- [PROBLEM DETAILS]:
Exclude the pictures, then repeat the remaining data exactly.

- [RECORDS FOR THIS EXERCISE]:
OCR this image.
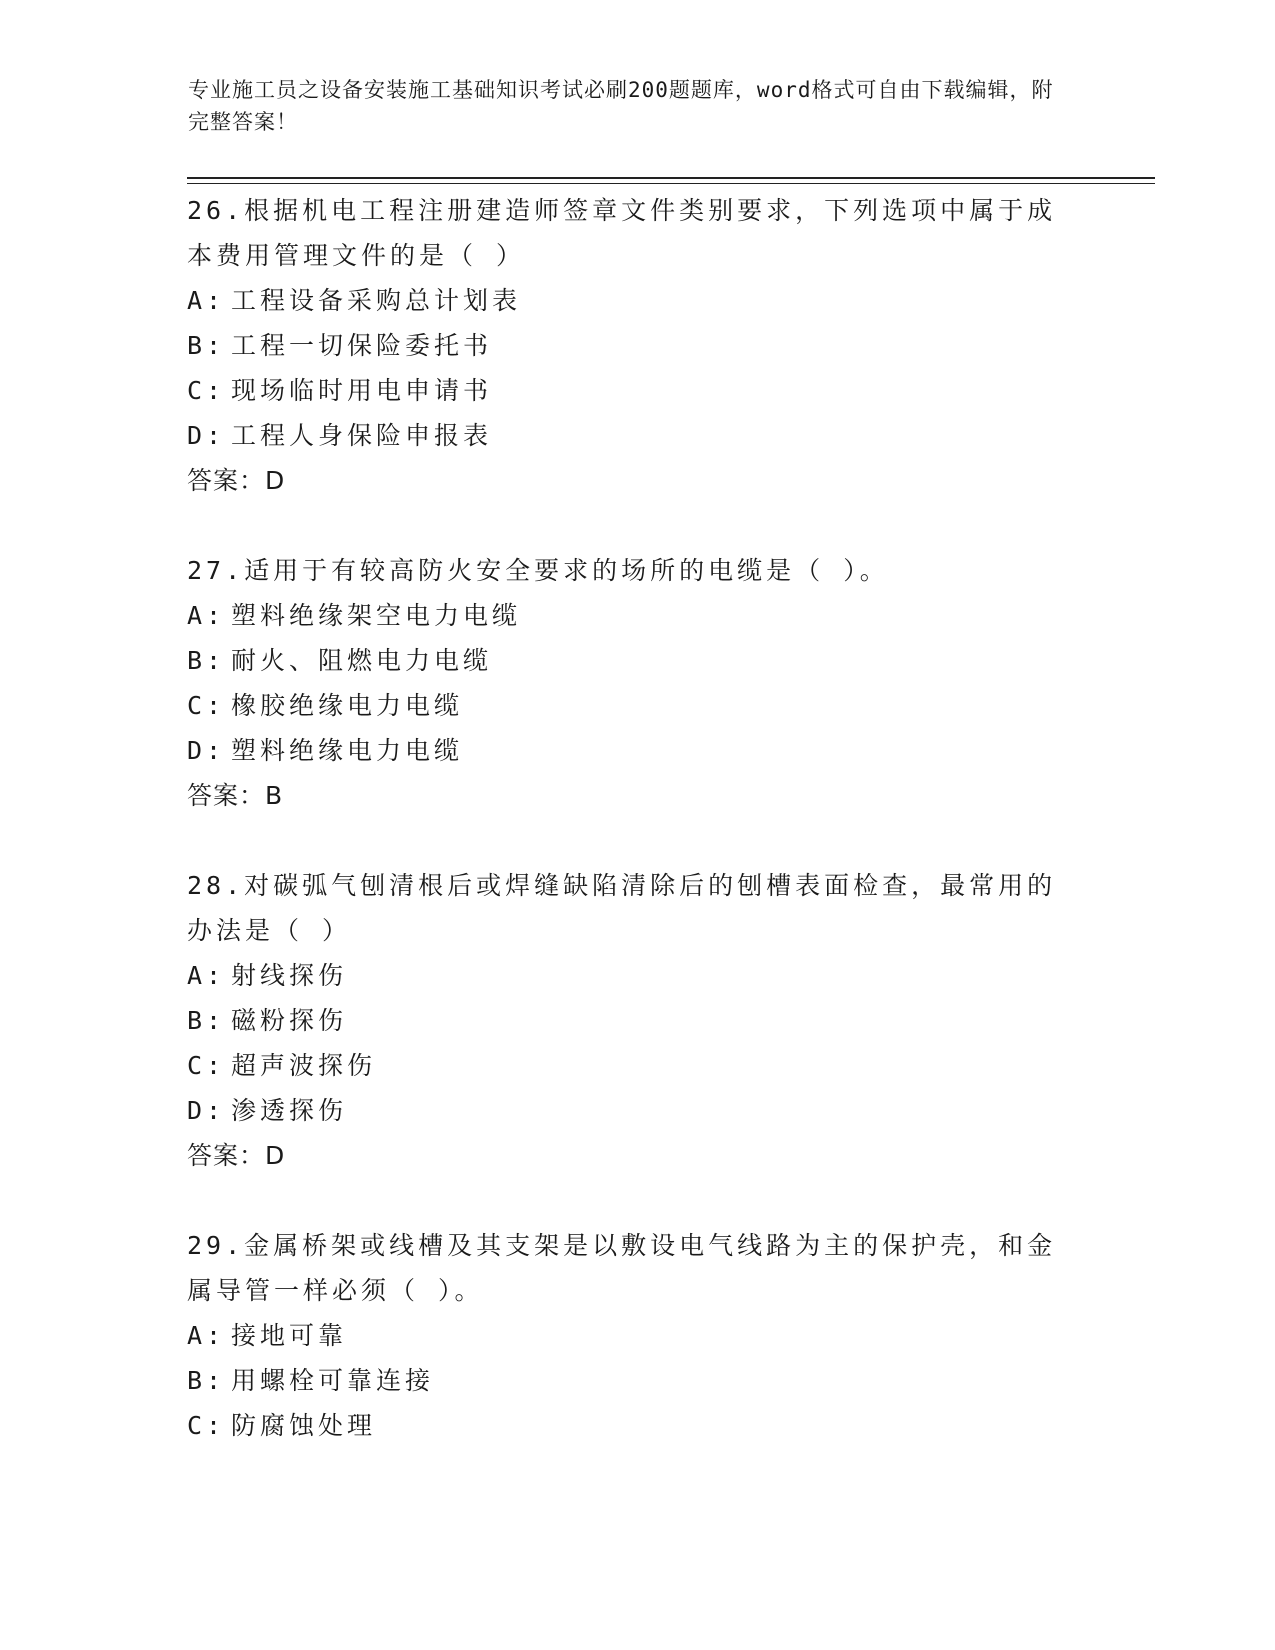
专业施工员之设备安装施工基础知识考试必刷200题题库，word格式可自由下载编辑，附完整答案！

26.根据机电工程注册建造师签章文件类别要求，下列选项中属于成本费用管理文件的是（ ）

A: 工程设备采购总计划表

B: 工程一切保险委托书

C: 现场临时用电申请书

D: 工程人身保险申报表

答案：D

27.适用于有较高防火安全要求的场所的电缆是（ ）。

A: 塑料绝缘架空电力电缆

B: 耐火、阻燃电力电缆

C: 橡胶绝缘电力电缆

D: 塑料绝缘电力电缆

答案：B

28.对碳弧气刨清根后或焊缝缺陷清除后的刨槽表面检查，最常用的办法是（ ）

A: 射线探伤

B: 磁粉探伤

C: 超声波探伤

D: 渗透探伤

答案：D

29.金属桥架或线槽及其支架是以敷设电气线路为主的保护壳，和金属导管一样必须（ ）。

A: 接地可靠

B: 用螺栓可靠连接

C: 防腐蚀处理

- [ANSWER TO THE TASK]:
OCR this image.
专业施工员之设备安装施工基础知识考试必刷200题题库，word格式可自由下载编辑，附完整答案！

26.根据机电工程注册建造师签章文件类别要求，下列选项中属于成本费用管理文件的是（ ）

A: 工程设备采购总计划表

B: 工程一切保险委托书

C: 现场临时用电申请书

D: 工程人身保险申报表

答案：D

27.适用于有较高防火安全要求的场所的电缆是（ ）。

A: 塑料绝缘架空电力电缆

B: 耐火、阻燃电力电缆

C: 橡胶绝缘电力电缆

D: 塑料绝缘电力电缆

答案：B

28.对碳弧气刨清根后或焊缝缺陷清除后的刨槽表面检查，最常用的办法是（ ）

A: 射线探伤

B: 磁粉探伤

C: 超声波探伤

D: 渗透探伤

答案：D

29.金属桥架或线槽及其支架是以敷设电气线路为主的保护壳，和金属导管一样必须（ ）。

A: 接地可靠

B: 用螺栓可靠连接

C: 防腐蚀处理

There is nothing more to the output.